▶ [PROBLEM REQUIREMENTS]: The records underneath are to be repeated exactly, with the pictures left out.
┌─ GIVEN RECORDS
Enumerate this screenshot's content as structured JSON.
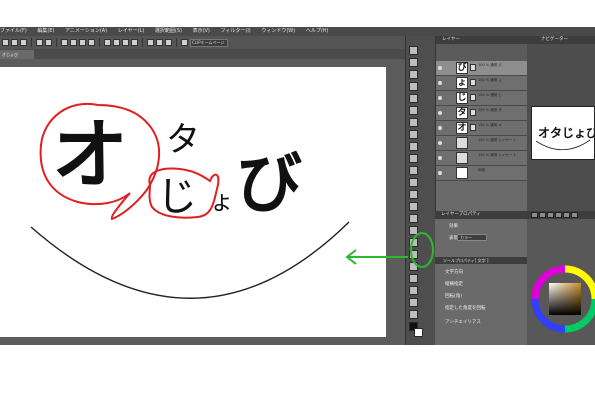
{
  "menu": [
    "ファイル(F)",
    "編集(E)",
    "アニメーション(A)",
    "レイヤー(L)",
    "選択範囲(S)",
    "表示(V)",
    "フィルター(I)",
    "ウィンドウ(W)",
    "ヘルプ(H)"
  ],
  "toolbar": {
    "home_label": "CLIPホームページ"
  },
  "document_tab": {
    "label": "オじょび"
  },
  "canvas": {
    "char_1": "オ",
    "char_2": "タ",
    "char_3": "じ",
    "char_4": "ょ",
    "char_5": "び"
  },
  "annotations": {
    "circle_color": "#e02020",
    "arrow_color": "#2db82d"
  },
  "layer_panel": {
    "title": "レイヤー",
    "layers": [
      {
        "glyph": "び",
        "meta": "100 % 通常\nび"
      },
      {
        "glyph": "ょ",
        "meta": "100 % 通常\nょ"
      },
      {
        "glyph": "じ",
        "meta": "100 % 通常\nじ"
      },
      {
        "glyph": "タ",
        "meta": "100 % 通常\nタ"
      },
      {
        "glyph": "オ",
        "meta": "100 % 通常\nオ"
      },
      {
        "glyph": "",
        "meta": "100 % 通常\nレイヤー 2"
      },
      {
        "glyph": "",
        "meta": "100 % 通常\nレイヤー 1"
      },
      {
        "glyph": "",
        "meta": "用紙"
      }
    ]
  },
  "property_panel": {
    "title": "レイヤープロパティ",
    "effect_label": "効果",
    "color_label": "表現色",
    "color_value": "カラー"
  },
  "tool_property": {
    "title": "ツールプロパティ[ 文字 ]",
    "direction_label": "文字方向",
    "vertical_label": "縦横指定",
    "rotate_label": "回転(角)",
    "rotate_option": "指定した角度を回転",
    "anti_alias_label": "アンチエイリアス"
  },
  "navigator": {
    "title": "ナビゲーター",
    "preview_text": "オタじょび"
  },
  "colors": {
    "app_bg": "#5a5a5a",
    "panel_bg": "#6a6a6a",
    "title_bar": "#3d3d3d",
    "annotation_red": "#e02020",
    "annotation_green": "#2db82d"
  }
}
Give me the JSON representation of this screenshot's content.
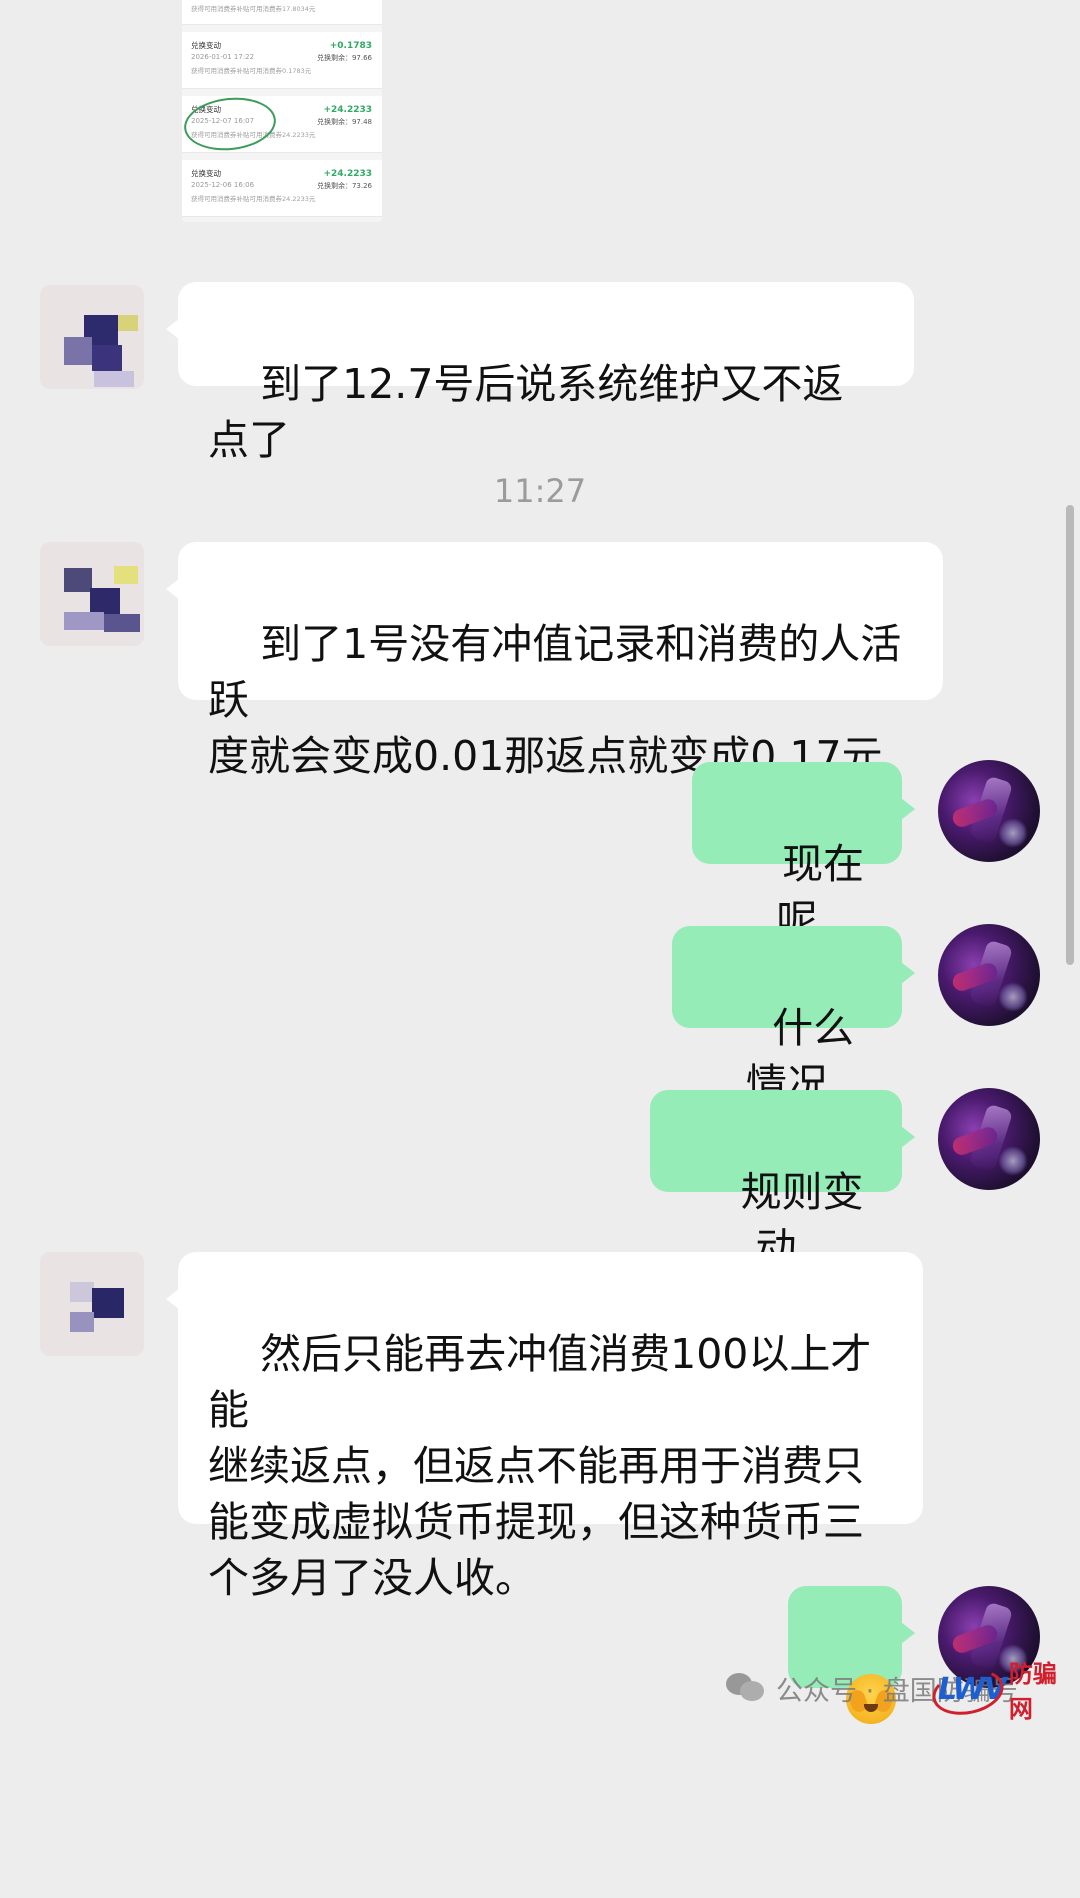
{
  "shared_image": {
    "records": [
      {
        "title": "",
        "time": "",
        "amount": "",
        "remain": "",
        "desc": "获得可用消费券补贴可用消费券17.8034元"
      },
      {
        "title": "兑换变动",
        "time": "2026-01-01 17:22",
        "amount": "+0.1783",
        "remain": "兑换剩余：97.66",
        "desc": "获得可用消费券补贴可用消费券0.1783元"
      },
      {
        "title": "兑换变动",
        "time": "2025-12-07 16:07",
        "amount": "+24.2233",
        "remain": "兑换剩余：97.48",
        "desc": "获得可用消费券补贴可用消费券24.2233元"
      },
      {
        "title": "兑换变动",
        "time": "2025-12-06 16:06",
        "amount": "+24.2233",
        "remain": "兑换剩余：73.26",
        "desc": "获得可用消费券补贴可用消费券24.2233元"
      }
    ]
  },
  "messages": {
    "m1": "到了12.7号后说系统维护又不返点了",
    "timestamp": "11:27",
    "m2": "到了1号没有冲值记录和消费的人活跃\n度就会变成0.01那返点就变成0.17元",
    "m3": "现在呢",
    "m4": "什么情况",
    "m5": "规则变动",
    "m6": "然后只能再去冲值消费100以上才能\n继续返点，但返点不能再用于消费只\n能变成虚拟货币提现，但这种货币三\n个多月了没人收。",
    "m7_emoji": "face-crying-with-hands-emoji"
  },
  "watermark": {
    "text": "公众号 · 盘国防骗号",
    "logo_text": "LWV",
    "logo_cn": "防骗网"
  },
  "colors": {
    "background": "#ededed",
    "incoming_bubble": "#ffffff",
    "outgoing_bubble": "#95ecb7"
  }
}
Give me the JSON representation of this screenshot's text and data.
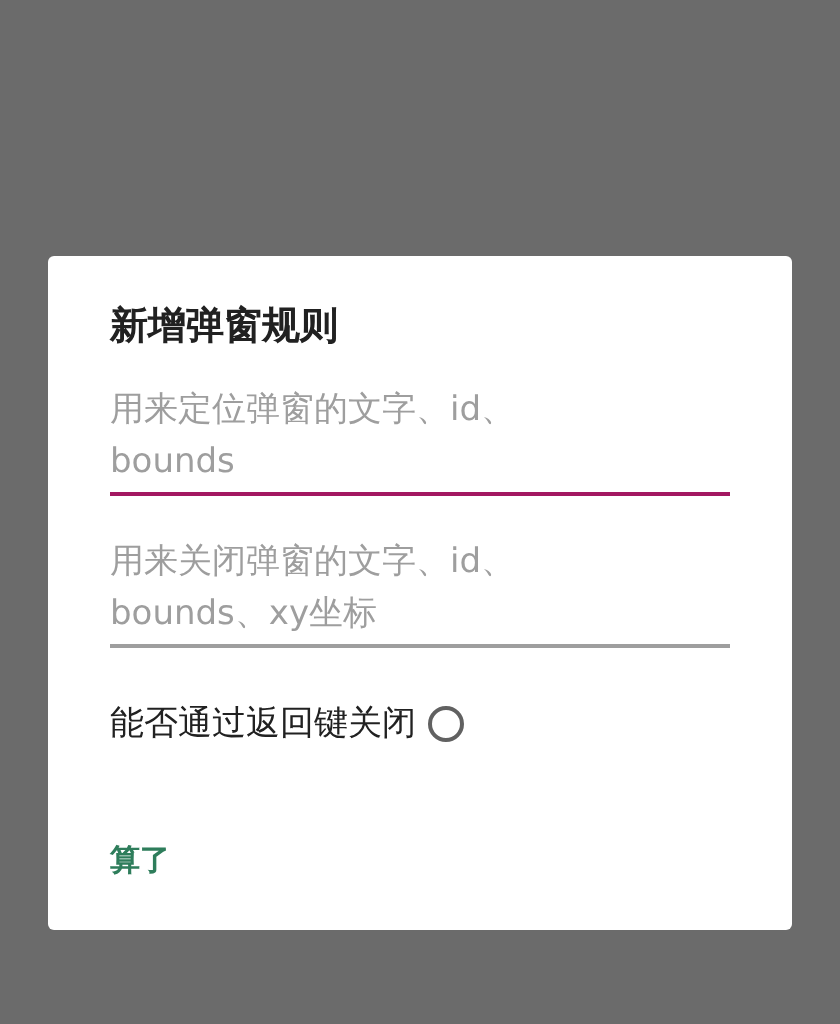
{
  "dialog": {
    "title": "新增弹窗规则",
    "fields": [
      {
        "placeholder": "用来定位弹窗的文字、id、\nbounds",
        "focused": true
      },
      {
        "placeholder": "用来关闭弹窗的文字、id、\nbounds、xy坐标",
        "focused": false
      }
    ],
    "back_key_option": {
      "label": "能否通过返回键关闭",
      "checked": false
    },
    "buttons": [
      "算了"
    ]
  }
}
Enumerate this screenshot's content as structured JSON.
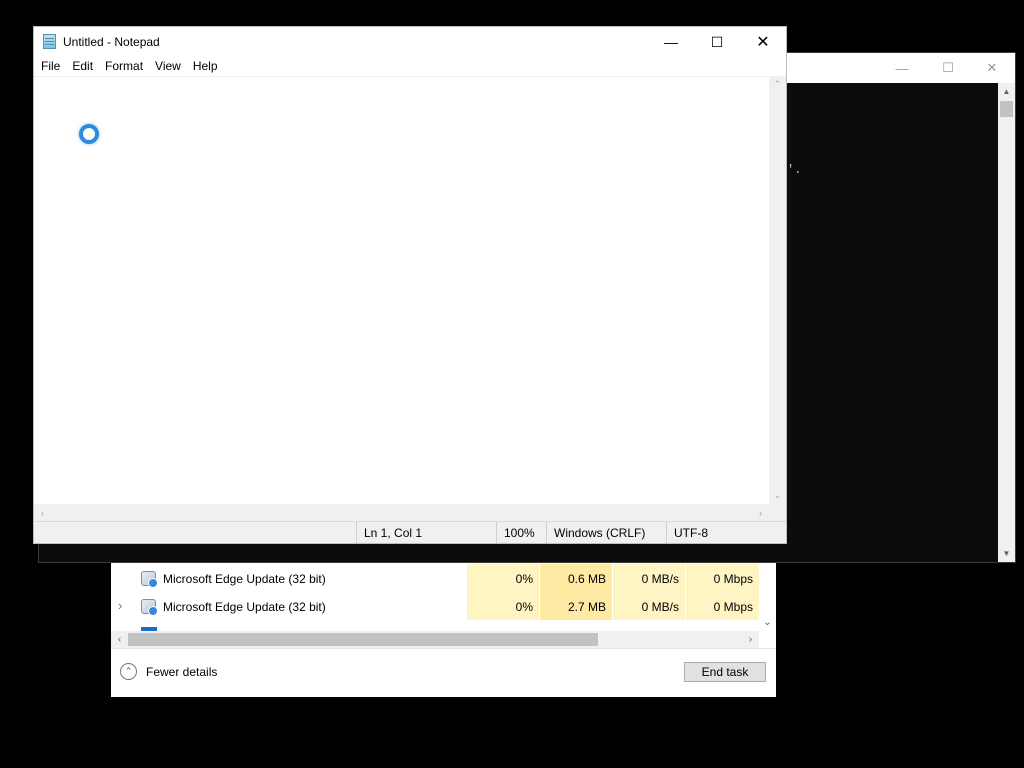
{
  "console": {
    "text": "'."
  },
  "task_manager": {
    "rows": [
      {
        "name": "Microsoft Edge Update (32 bit)",
        "cpu": "0%",
        "memory": "0.6 MB",
        "disk": "0 MB/s",
        "network": "0 Mbps",
        "expandable": false
      },
      {
        "name": "Microsoft Edge Update (32 bit)",
        "cpu": "0%",
        "memory": "2.7 MB",
        "disk": "0 MB/s",
        "network": "0 Mbps",
        "expandable": true
      }
    ],
    "fewer_details_label": "Fewer details",
    "end_task_label": "End task"
  },
  "notepad": {
    "title": "Untitled - Notepad",
    "menu": [
      "File",
      "Edit",
      "Format",
      "View",
      "Help"
    ],
    "content": "",
    "status": {
      "position": "Ln 1, Col 1",
      "zoom": "100%",
      "line_ending": "Windows (CRLF)",
      "encoding": "UTF-8"
    }
  },
  "icons": {
    "minimize": "minimize-icon",
    "maximize": "maximize-icon",
    "close": "close-icon",
    "busy": "busy-spinner-icon"
  },
  "colors": {
    "cpu_heat": "#fff4c4",
    "memory_heat": "#ffeaa3",
    "busy_cursor": "#2d8ae0"
  }
}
└─
▶ [FINAL ANSWER]:
Enumerate this screenshot's content as structured JSON.
{
  "menu": [
    "ファイル(F)",
    "編集(E)",
    "アニメーション(A)",
    "レイヤー(L)",
    "選択範囲(S)",
    "表示(V)",
    "フィルター(I)",
    "ウィンドウ(W)",
    "ヘルプ(H)"
  ],
  "toolbar": {
    "home_label": "CLIPホームページ"
  },
  "document_tab": {
    "label": "オじょび"
  },
  "canvas": {
    "char_1": "オ",
    "char_2": "タ",
    "char_3": "じ",
    "char_4": "ょ",
    "char_5": "び"
  },
  "annotations": {
    "circle_color": "#e02020",
    "arrow_color": "#2db82d"
  },
  "layer_panel": {
    "title": "レイヤー",
    "layers": [
      {
        "glyph": "び",
        "meta": "100 % 通常\nび"
      },
      {
        "glyph": "ょ",
        "meta": "100 % 通常\nょ"
      },
      {
        "glyph": "じ",
        "meta": "100 % 通常\nじ"
      },
      {
        "glyph": "タ",
        "meta": "100 % 通常\nタ"
      },
      {
        "glyph": "オ",
        "meta": "100 % 通常\nオ"
      },
      {
        "glyph": "",
        "meta": "100 % 通常\nレイヤー 2"
      },
      {
        "glyph": "",
        "meta": "100 % 通常\nレイヤー 1"
      },
      {
        "glyph": "",
        "meta": "用紙"
      }
    ]
  },
  "property_panel": {
    "title": "レイヤープロパティ",
    "effect_label": "効果",
    "color_label": "表現色",
    "color_value": "カラー"
  },
  "tool_property": {
    "title": "ツールプロパティ[ 文字 ]",
    "direction_label": "文字方向",
    "vertical_label": "縦横指定",
    "rotate_label": "回転(角)",
    "rotate_option": "指定した角度を回転",
    "anti_alias_label": "アンチエイリアス"
  },
  "navigator": {
    "title": "ナビゲーター",
    "preview_text": "オタじょび"
  },
  "colors": {
    "app_bg": "#5a5a5a",
    "panel_bg": "#6a6a6a",
    "title_bar": "#3d3d3d",
    "annotation_red": "#e02020",
    "annotation_green": "#2db82d"
  }
}
Give me the JSON representation of this screenshot's content.
{
  "shared_image": {
    "records": [
      {
        "title": "",
        "time": "",
        "amount": "",
        "remain": "",
        "desc": "获得可用消费券补贴可用消费券17.8034元"
      },
      {
        "title": "兑换变动",
        "time": "2026-01-01 17:22",
        "amount": "+0.1783",
        "remain": "兑换剩余：97.66",
        "desc": "获得可用消费券补贴可用消费券0.1783元"
      },
      {
        "title": "兑换变动",
        "time": "2025-12-07 16:07",
        "amount": "+24.2233",
        "remain": "兑换剩余：97.48",
        "desc": "获得可用消费券补贴可用消费券24.2233元"
      },
      {
        "title": "兑换变动",
        "time": "2025-12-06 16:06",
        "amount": "+24.2233",
        "remain": "兑换剩余：73.26",
        "desc": "获得可用消费券补贴可用消费券24.2233元"
      }
    ]
  },
  "messages": {
    "m1": "到了12.7号后说系统维护又不返点了",
    "timestamp": "11:27",
    "m2": "到了1号没有冲值记录和消费的人活跃\n度就会变成0.01那返点就变成0.17元",
    "m3": "现在呢",
    "m4": "什么情况",
    "m5": "规则变动",
    "m6": "然后只能再去冲值消费100以上才能\n继续返点，但返点不能再用于消费只\n能变成虚拟货币提现，但这种货币三\n个多月了没人收。",
    "m7_emoji": "face-crying-with-hands-emoji"
  },
  "watermark": {
    "text": "公众号 · 盘国防骗号",
    "logo_text": "LWV",
    "logo_cn": "防骗网"
  },
  "colors": {
    "background": "#ededed",
    "incoming_bubble": "#ffffff",
    "outgoing_bubble": "#95ecb7"
  }
}
Give me the JSON representation of this screenshot's text and data.
{
  "dialog": {
    "title": "新增弹窗规则",
    "fields": [
      {
        "placeholder": "用来定位弹窗的文字、id、\nbounds",
        "focused": true
      },
      {
        "placeholder": "用来关闭弹窗的文字、id、\nbounds、xy坐标",
        "focused": false
      }
    ],
    "back_key_option": {
      "label": "能否通过返回键关闭",
      "checked": false
    },
    "buttons": [
      "算了"
    ]
  }
}
Enumerate this screenshot's content as structured JSON.
{
  "console": {
    "text": "'."
  },
  "task_manager": {
    "rows": [
      {
        "name": "Microsoft Edge Update (32 bit)",
        "cpu": "0%",
        "memory": "0.6 MB",
        "disk": "0 MB/s",
        "network": "0 Mbps",
        "expandable": false
      },
      {
        "name": "Microsoft Edge Update (32 bit)",
        "cpu": "0%",
        "memory": "2.7 MB",
        "disk": "0 MB/s",
        "network": "0 Mbps",
        "expandable": true
      }
    ],
    "fewer_details_label": "Fewer details",
    "end_task_label": "End task"
  },
  "notepad": {
    "title": "Untitled - Notepad",
    "menu": [
      "File",
      "Edit",
      "Format",
      "View",
      "Help"
    ],
    "content": "",
    "status": {
      "position": "Ln 1, Col 1",
      "zoom": "100%",
      "line_ending": "Windows (CRLF)",
      "encoding": "UTF-8"
    }
  },
  "icons": {
    "minimize": "minimize-icon",
    "maximize": "maximize-icon",
    "close": "close-icon",
    "busy": "busy-spinner-icon"
  },
  "colors": {
    "cpu_heat": "#fff4c4",
    "memory_heat": "#ffeaa3",
    "busy_cursor": "#2d8ae0"
  }
}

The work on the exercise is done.